Given request
How many lines of the records hold the string "الدرداء"? Reply with the number alone.
## START Supplied material
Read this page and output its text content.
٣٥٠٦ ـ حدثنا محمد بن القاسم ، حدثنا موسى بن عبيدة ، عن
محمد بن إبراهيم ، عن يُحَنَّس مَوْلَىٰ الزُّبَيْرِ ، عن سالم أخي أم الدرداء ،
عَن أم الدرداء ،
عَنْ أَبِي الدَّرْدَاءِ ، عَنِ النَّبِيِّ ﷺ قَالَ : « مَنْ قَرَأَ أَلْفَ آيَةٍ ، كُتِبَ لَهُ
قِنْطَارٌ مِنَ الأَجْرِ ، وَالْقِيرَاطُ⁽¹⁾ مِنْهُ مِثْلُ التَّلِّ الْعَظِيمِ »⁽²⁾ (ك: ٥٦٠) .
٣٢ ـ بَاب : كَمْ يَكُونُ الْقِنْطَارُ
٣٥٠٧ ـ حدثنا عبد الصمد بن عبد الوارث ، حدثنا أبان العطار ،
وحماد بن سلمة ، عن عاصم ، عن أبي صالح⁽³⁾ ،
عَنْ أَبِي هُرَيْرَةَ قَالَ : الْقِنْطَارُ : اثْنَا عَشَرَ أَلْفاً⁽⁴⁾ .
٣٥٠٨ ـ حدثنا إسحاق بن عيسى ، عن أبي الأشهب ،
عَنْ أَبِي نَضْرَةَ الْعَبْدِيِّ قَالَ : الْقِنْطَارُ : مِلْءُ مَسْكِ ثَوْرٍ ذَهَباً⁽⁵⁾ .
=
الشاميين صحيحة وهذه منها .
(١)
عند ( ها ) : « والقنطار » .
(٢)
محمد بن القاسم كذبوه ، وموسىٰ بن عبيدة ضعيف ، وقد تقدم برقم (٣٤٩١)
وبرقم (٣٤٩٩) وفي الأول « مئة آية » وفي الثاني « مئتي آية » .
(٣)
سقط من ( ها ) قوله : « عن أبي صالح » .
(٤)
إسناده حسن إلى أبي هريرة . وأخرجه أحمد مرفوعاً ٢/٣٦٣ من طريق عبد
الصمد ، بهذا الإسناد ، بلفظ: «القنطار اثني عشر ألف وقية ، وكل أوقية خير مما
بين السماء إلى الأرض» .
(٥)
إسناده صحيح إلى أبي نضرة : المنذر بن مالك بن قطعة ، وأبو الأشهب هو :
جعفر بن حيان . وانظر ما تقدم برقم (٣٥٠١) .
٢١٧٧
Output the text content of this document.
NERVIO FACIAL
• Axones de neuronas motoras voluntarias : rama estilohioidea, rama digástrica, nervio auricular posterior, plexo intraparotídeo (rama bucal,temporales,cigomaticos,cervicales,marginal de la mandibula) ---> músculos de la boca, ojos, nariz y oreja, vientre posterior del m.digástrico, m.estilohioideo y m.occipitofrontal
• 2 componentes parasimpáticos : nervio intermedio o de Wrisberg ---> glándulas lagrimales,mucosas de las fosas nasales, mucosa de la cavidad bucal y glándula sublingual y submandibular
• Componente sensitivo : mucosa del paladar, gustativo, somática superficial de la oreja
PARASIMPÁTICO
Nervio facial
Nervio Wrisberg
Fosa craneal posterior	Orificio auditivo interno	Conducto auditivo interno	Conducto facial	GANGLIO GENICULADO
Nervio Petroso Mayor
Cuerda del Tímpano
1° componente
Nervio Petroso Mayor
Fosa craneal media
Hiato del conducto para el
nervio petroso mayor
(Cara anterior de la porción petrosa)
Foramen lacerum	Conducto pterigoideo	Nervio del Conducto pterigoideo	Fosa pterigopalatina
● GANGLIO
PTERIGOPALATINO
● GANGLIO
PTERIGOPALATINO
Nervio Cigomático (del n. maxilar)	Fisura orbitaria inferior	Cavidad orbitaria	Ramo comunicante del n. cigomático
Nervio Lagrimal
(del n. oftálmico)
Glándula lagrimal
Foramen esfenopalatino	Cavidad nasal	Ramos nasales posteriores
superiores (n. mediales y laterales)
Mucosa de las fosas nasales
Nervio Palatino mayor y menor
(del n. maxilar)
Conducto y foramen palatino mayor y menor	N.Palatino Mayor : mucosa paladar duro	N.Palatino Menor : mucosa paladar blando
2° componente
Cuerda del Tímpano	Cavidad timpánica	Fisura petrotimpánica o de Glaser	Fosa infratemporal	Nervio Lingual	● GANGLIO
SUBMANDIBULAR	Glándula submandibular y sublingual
## END Supplied material
Solution to this problem
2